> [Work to be completed]: Extract each line from the entries below that has the string "planes" in it.

> [Available data]:
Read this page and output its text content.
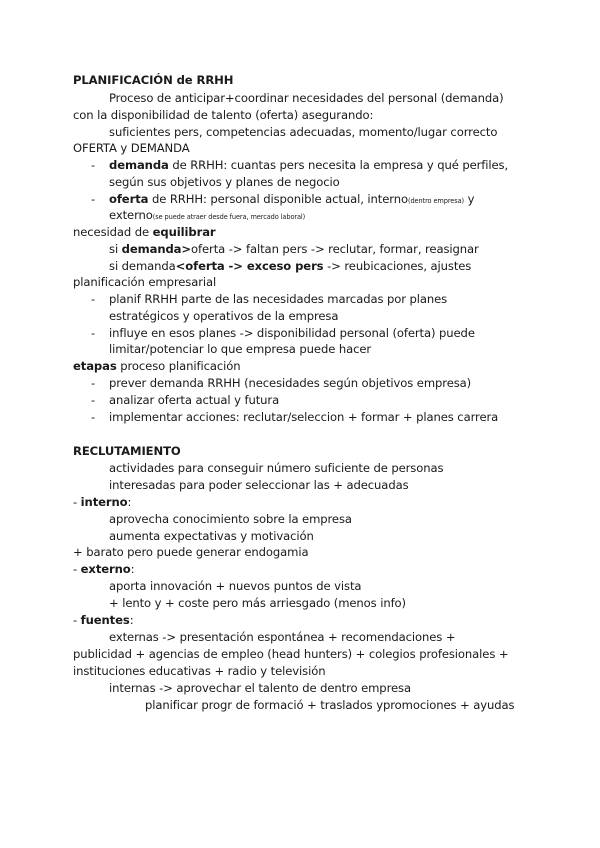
PLANIFICACIÓN de RRHH
Proceso de anticipar+coordinar necesidades del personal (demanda)
con la disponibilidad de talento (oferta) asegurando:
suficientes pers, competencias adecuadas, momento/lugar correcto
OFERTA y DEMANDA
-	demanda de RRHH: cuantas pers necesita la empresa y qué perfiles,
según sus objetivos y planes de negocio
-	oferta de RRHH: personal disponible actual, interno(dentro empresa) y
externo(se puede atraer desde fuera, mercado laboral)
necesidad de equilibrar
si demanda>oferta -> faltan pers -> reclutar, formar, reasignar
si demanda<oferta -> exceso pers -> reubicaciones, ajustes
planificación empresarial
-	planif RRHH parte de las necesidades marcadas por planes
estratégicos y operativos de la empresa
-	influye en esos planes -> disponibilidad personal (oferta) puede
limitar/potenciar lo que empresa puede hacer
etapas proceso planificación
-	prever demanda RRHH (necesidades según objetivos empresa)
-	analizar oferta actual y futura
-	implementar acciones: reclutar/seleccion + formar + planes carrera
RECLUTAMIENTO
actividades para conseguir número suficiente de personas
interesadas para poder seleccionar las + adecuadas
- interno:
aprovecha conocimiento sobre la empresa
aumenta expectativas y motivación
+ barato pero puede generar endogamia
- externo:
aporta innovación + nuevos puntos de vista
+ lento y + coste pero más arriesgado (menos info)
- fuentes:
externas -> presentación espontánea + recomendaciones +
publicidad + agencias de empleo (head hunters) + colegios profesionales +
instituciones educativas + radio y televisión
internas -> aprovechar el talento de dentro empresa
planificar progr de formació + traslados ypromociones + ayudas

> [Exercise response]:
según sus objetivos y planes de negocio
-	planif RRHH parte de las necesidades marcadas por planes
-	influye en esos planes -> disponibilidad personal (oferta) puede
-	implementar acciones: reclutar/seleccion + formar + planes carrera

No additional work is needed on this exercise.